══ Data listing

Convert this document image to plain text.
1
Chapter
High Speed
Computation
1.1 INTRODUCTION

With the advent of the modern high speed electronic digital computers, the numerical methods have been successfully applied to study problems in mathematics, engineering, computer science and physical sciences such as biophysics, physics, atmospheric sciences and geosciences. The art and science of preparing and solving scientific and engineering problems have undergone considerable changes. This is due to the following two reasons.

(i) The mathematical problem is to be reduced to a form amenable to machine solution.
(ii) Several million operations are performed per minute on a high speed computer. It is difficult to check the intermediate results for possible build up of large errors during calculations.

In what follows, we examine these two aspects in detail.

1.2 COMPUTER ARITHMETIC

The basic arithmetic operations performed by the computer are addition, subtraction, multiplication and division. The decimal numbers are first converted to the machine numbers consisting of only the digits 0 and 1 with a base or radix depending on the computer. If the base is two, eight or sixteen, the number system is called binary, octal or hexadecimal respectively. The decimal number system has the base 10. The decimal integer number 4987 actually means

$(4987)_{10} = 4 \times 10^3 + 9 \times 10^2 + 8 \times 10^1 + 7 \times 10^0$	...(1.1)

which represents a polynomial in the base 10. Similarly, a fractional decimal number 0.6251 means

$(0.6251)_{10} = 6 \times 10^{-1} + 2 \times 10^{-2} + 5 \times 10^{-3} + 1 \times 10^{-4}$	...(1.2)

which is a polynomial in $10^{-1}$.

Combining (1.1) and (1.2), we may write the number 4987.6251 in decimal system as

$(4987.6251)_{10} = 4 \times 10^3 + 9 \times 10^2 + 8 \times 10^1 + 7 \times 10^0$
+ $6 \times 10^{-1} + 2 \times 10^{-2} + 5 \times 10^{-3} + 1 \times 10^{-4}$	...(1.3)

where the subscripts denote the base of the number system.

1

════
══ Data listing

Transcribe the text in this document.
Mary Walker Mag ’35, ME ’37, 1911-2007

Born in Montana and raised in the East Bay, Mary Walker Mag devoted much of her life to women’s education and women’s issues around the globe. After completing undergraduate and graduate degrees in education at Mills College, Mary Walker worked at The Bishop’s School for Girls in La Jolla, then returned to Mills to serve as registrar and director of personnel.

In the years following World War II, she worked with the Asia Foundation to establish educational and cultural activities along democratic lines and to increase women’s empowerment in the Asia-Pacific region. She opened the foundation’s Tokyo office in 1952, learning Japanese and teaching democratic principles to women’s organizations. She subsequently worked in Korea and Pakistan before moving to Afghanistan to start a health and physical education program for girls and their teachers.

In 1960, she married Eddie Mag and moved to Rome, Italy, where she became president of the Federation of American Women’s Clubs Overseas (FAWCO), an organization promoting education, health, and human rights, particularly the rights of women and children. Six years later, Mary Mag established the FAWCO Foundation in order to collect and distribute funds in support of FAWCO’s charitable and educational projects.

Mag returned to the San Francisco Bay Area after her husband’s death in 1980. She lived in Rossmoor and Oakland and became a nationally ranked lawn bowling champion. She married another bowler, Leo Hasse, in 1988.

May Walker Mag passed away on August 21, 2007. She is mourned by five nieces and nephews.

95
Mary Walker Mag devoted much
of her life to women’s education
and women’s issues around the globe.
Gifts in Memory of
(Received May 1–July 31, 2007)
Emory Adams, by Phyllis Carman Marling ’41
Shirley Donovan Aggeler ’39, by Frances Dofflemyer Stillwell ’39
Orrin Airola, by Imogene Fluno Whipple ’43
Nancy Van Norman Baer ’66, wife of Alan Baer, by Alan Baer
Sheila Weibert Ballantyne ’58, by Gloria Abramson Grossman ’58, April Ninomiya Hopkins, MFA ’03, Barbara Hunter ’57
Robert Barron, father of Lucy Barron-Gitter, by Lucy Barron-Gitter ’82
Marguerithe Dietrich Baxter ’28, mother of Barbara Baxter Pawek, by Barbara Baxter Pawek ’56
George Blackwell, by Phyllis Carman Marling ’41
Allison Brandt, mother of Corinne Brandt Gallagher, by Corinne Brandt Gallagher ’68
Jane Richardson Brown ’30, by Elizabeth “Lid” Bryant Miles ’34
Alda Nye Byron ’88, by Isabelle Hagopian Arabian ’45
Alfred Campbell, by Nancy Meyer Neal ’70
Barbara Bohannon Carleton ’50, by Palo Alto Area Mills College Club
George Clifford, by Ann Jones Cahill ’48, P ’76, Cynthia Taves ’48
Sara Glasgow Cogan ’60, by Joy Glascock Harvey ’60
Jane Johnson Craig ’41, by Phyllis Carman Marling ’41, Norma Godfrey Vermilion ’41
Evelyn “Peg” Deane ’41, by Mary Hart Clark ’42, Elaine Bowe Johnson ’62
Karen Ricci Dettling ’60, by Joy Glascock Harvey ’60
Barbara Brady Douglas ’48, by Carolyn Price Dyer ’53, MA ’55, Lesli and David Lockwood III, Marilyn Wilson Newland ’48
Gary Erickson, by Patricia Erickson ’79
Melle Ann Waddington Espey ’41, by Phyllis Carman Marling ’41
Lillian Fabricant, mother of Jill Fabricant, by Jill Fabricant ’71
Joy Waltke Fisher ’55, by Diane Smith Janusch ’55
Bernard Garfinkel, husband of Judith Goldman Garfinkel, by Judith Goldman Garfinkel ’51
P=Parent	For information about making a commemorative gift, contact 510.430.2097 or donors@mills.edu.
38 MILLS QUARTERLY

════
══ Data listing

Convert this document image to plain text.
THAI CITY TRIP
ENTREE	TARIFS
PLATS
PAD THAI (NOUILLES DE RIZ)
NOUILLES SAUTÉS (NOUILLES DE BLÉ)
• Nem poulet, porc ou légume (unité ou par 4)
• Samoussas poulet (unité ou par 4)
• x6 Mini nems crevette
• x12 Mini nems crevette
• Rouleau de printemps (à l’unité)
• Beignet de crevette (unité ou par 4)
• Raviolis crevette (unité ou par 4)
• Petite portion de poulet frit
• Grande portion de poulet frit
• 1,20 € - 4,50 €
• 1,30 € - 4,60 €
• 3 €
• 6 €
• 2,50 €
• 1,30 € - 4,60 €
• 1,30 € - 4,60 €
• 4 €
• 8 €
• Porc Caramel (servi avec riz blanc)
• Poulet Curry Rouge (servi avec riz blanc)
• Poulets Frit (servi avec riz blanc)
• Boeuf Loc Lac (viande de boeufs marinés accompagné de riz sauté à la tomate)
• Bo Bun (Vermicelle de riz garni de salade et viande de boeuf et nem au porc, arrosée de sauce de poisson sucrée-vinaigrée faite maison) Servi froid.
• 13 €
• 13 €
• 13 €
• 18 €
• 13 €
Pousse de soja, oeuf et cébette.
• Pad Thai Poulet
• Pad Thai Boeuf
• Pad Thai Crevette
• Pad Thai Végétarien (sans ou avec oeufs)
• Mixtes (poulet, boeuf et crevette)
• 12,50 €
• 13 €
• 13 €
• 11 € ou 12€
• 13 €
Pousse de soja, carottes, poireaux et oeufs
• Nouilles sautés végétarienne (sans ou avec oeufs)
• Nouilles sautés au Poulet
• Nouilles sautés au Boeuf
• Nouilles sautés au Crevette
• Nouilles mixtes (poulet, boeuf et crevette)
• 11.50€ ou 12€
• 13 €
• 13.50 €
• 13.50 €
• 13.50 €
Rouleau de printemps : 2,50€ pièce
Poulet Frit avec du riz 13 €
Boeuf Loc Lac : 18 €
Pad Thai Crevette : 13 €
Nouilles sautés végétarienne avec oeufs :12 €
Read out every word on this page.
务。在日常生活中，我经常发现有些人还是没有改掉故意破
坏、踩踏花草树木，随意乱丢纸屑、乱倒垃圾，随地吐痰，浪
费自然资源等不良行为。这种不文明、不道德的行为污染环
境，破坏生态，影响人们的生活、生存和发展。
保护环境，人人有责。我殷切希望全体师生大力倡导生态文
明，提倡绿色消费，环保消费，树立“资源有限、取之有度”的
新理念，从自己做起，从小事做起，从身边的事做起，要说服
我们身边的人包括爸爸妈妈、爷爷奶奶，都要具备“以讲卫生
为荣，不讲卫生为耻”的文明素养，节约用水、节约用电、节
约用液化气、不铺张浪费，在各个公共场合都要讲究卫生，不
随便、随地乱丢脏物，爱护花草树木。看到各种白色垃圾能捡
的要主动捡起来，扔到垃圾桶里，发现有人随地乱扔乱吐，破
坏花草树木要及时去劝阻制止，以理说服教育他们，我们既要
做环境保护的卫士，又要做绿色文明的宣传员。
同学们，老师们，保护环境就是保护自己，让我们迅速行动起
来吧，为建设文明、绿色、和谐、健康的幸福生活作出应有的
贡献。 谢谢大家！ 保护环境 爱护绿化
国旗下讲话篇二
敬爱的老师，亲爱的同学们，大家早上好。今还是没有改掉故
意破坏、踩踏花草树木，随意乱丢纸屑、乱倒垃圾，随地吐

════

• **Required work**: From the data above, copy each line that has the string "around".

• **Completed task**:
Born in Montana and raised in the East Bay, Mary Walker Mag devoted much of her life to women’s education and women’s issues around the globe. After completing undergraduate and graduate degrees in education at Mills College, Mary Walker worked at The Bishop’s School for Girls in La Jolla, then returned to Mills to serve as registrar and director of personnel.
and women’s issues around the globe.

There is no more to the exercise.